Short task:
Every line that contains the word "title" should be copied.

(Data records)
▬▬▬▬▬▬▬▬▬▬

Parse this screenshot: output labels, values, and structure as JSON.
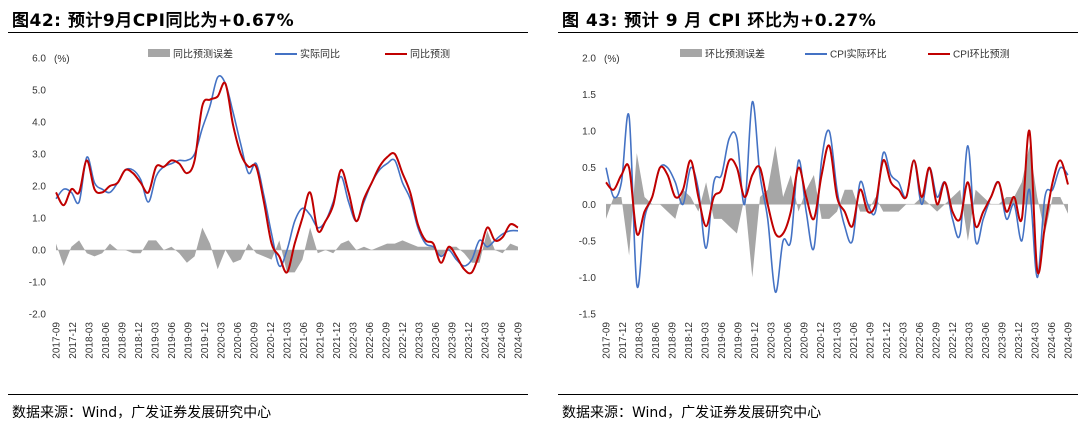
{
  "charts": [
    {
      "title": "图42:  预计9月CPI同比为+0.67%",
      "source": "数据来源：Wind，广发证券发展研究中心",
      "unit": "(%)",
      "legend": [
        "同比预测误差",
        "实际同比",
        "同比预测"
      ],
      "yticks": [
        "6.0",
        "5.0",
        "4.0",
        "3.0",
        "2.0",
        "1.0",
        "0.0",
        "-1.0",
        "-2.0"
      ],
      "xticks": [
        "2017-09",
        "2017-12",
        "2018-03",
        "2018-06",
        "2018-09",
        "2018-12",
        "2019-03",
        "2019-06",
        "2019-09",
        "2019-12",
        "2020-03",
        "2020-06",
        "2020-09",
        "2020-12",
        "2021-03",
        "2021-06",
        "2021-09",
        "2021-12",
        "2022-03",
        "2022-06",
        "2022-09",
        "2022-12",
        "2023-03",
        "2023-06",
        "2023-09",
        "2023-12",
        "2024-03",
        "2024-06",
        "2024-09"
      ]
    },
    {
      "title": "图 43:  预计 9 月 CPI 环比为+0.27%",
      "source": "数据来源：Wind，广发证券发展研究中心",
      "unit": "(%)",
      "legend": [
        "环比预测误差",
        "CPI实际环比",
        "CPI环比预测"
      ],
      "yticks": [
        "2.0",
        "1.5",
        "1.0",
        "0.5",
        "0.0",
        "-0.5",
        "-1.0",
        "-1.5"
      ],
      "xticks": [
        "2017-09",
        "2017-12",
        "2018-03",
        "2018-06",
        "2018-09",
        "2018-12",
        "2019-03",
        "2019-06",
        "2019-09",
        "2019-12",
        "2020-03",
        "2020-06",
        "2020-09",
        "2020-12",
        "2021-03",
        "2021-06",
        "2021-09",
        "2021-12",
        "2022-03",
        "2022-06",
        "2022-09",
        "2022-12",
        "2023-03",
        "2023-06",
        "2023-09",
        "2023-12",
        "2024-03",
        "2024-06",
        "2024-09"
      ]
    }
  ],
  "chart_data": [
    {
      "type": "line",
      "ylim": [
        -2,
        6
      ],
      "x_start": "2017-09",
      "x_end": "2024-09",
      "colors": {
        "error": "#a6a6a6",
        "actual": "#4472c4",
        "forecast": "#c00000"
      },
      "series": [
        {
          "name": "实际同比",
          "kind": "line",
          "values": [
            1.6,
            1.9,
            1.8,
            1.5,
            2.9,
            2.1,
            1.9,
            1.8,
            2.1,
            2.5,
            2.5,
            2.2,
            1.5,
            2.3,
            2.6,
            2.7,
            2.8,
            2.8,
            3.0,
            3.8,
            4.5,
            5.4,
            5.2,
            4.3,
            3.3,
            2.4,
            2.7,
            1.7,
            0.5,
            -0.5,
            0.0,
            0.9,
            1.3,
            1.1,
            0.7,
            0.9,
            1.5,
            2.3,
            1.5,
            0.9,
            1.5,
            2.1,
            2.5,
            2.7,
            2.8,
            2.1,
            1.6,
            0.7,
            0.2,
            0.1,
            -0.2,
            0.0,
            -0.3,
            -0.5,
            -0.3,
            0.3,
            0.1,
            0.3,
            0.5,
            0.6,
            0.6
          ]
        },
        {
          "name": "同比预测",
          "kind": "line",
          "values": [
            1.8,
            1.4,
            1.9,
            1.8,
            2.8,
            1.9,
            1.8,
            2.0,
            2.1,
            2.5,
            2.4,
            2.1,
            1.8,
            2.6,
            2.6,
            2.8,
            2.7,
            2.4,
            2.8,
            4.5,
            4.7,
            4.8,
            5.2,
            3.9,
            3.0,
            2.6,
            2.6,
            1.5,
            0.2,
            -0.2,
            -0.7,
            0.2,
            1.0,
            1.8,
            0.6,
            0.9,
            1.4,
            2.5,
            1.8,
            0.9,
            1.6,
            2.1,
            2.6,
            2.9,
            3.0,
            2.4,
            1.8,
            0.8,
            0.3,
            0.2,
            -0.4,
            0.1,
            -0.2,
            -0.6,
            -0.7,
            -0.1,
            0.7,
            0.3,
            0.4,
            0.8,
            0.7
          ]
        },
        {
          "name": "同比预测误差",
          "kind": "area",
          "values": [
            0.2,
            -0.5,
            0.1,
            0.3,
            -0.1,
            -0.2,
            -0.1,
            0.2,
            0.0,
            0.0,
            -0.1,
            -0.1,
            0.3,
            0.3,
            0.0,
            0.1,
            -0.1,
            -0.4,
            -0.2,
            0.7,
            0.2,
            -0.6,
            0.0,
            -0.4,
            -0.3,
            0.2,
            -0.1,
            -0.2,
            -0.3,
            0.3,
            -0.7,
            -0.7,
            -0.3,
            0.7,
            -0.1,
            0.0,
            -0.1,
            0.2,
            0.3,
            0.0,
            0.1,
            0.0,
            0.1,
            0.2,
            0.2,
            0.3,
            0.2,
            0.1,
            0.1,
            0.1,
            -0.2,
            0.1,
            0.1,
            -0.1,
            -0.4,
            -0.4,
            0.6,
            0.0,
            -0.1,
            0.2,
            0.1
          ]
        }
      ]
    },
    {
      "type": "line",
      "ylim": [
        -1.5,
        2.0
      ],
      "x_start": "2017-09",
      "x_end": "2024-09",
      "colors": {
        "error": "#a6a6a6",
        "actual": "#4472c4",
        "forecast": "#c00000"
      },
      "series": [
        {
          "name": "CPI实际环比",
          "kind": "line",
          "values": [
            0.5,
            0.1,
            0.3,
            1.2,
            -1.1,
            -0.2,
            0.1,
            0.5,
            0.5,
            0.3,
            0.0,
            0.5,
            0.2,
            -0.6,
            0.3,
            0.4,
            0.9,
            0.9,
            0.0,
            1.4,
            0.4,
            -0.2,
            -1.2,
            -0.5,
            -0.5,
            0.6,
            -0.1,
            -0.6,
            0.6,
            1.0,
            0.2,
            -0.3,
            -0.5,
            0.3,
            0.0,
            -0.1,
            0.7,
            0.4,
            0.3,
            0.1,
            0.6,
            0.0,
            0.5,
            0.1,
            0.3,
            -0.2,
            -0.4,
            0.8,
            -0.5,
            -0.2,
            0.1,
            0.3,
            -0.2,
            0.0,
            -0.5,
            0.2,
            -1.0,
            0.1,
            0.2,
            0.5,
            0.4
          ]
        },
        {
          "name": "CPI环比预测",
          "kind": "line",
          "values": [
            0.3,
            0.2,
            0.4,
            0.5,
            -0.4,
            -0.1,
            0.1,
            0.5,
            0.4,
            0.1,
            0.2,
            0.6,
            0.1,
            -0.3,
            0.1,
            0.2,
            0.6,
            0.5,
            0.1,
            0.4,
            0.5,
            0.0,
            -0.4,
            -0.4,
            -0.1,
            0.5,
            0.1,
            -0.2,
            0.4,
            0.8,
            0.1,
            -0.1,
            -0.3,
            0.2,
            -0.1,
            0.0,
            0.6,
            0.3,
            0.2,
            0.1,
            0.6,
            0.1,
            0.5,
            0.0,
            0.3,
            -0.1,
            -0.2,
            0.3,
            -0.3,
            -0.1,
            0.1,
            0.3,
            -0.1,
            0.1,
            -0.2,
            1.0,
            -0.9,
            -0.3,
            0.3,
            0.6,
            0.27
          ]
        },
        {
          "name": "环比预测误差",
          "kind": "area",
          "values": [
            -0.2,
            0.1,
            0.1,
            -0.7,
            0.7,
            0.1,
            0.0,
            0.0,
            -0.1,
            -0.2,
            0.2,
            0.1,
            -0.1,
            0.3,
            -0.2,
            -0.2,
            -0.3,
            -0.4,
            0.1,
            -1.0,
            0.1,
            0.2,
            0.8,
            0.1,
            0.4,
            -0.1,
            0.2,
            0.4,
            -0.2,
            -0.2,
            -0.1,
            0.2,
            0.2,
            -0.1,
            -0.1,
            0.1,
            -0.1,
            -0.1,
            -0.1,
            0.0,
            0.0,
            0.1,
            0.0,
            -0.1,
            0.0,
            0.1,
            0.2,
            -0.5,
            0.2,
            0.1,
            0.0,
            0.0,
            0.1,
            0.1,
            0.3,
            0.8,
            0.1,
            -0.4,
            0.1,
            0.1,
            -0.13
          ]
        }
      ]
    }
  ]
}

▬▬▬▬▬▬▬▬▬▬

Solution:
      "title": "图42:  预计9月CPI同比为+0.67%",
      "title": "图 43:  预计 9 月 CPI 环比为+0.27%",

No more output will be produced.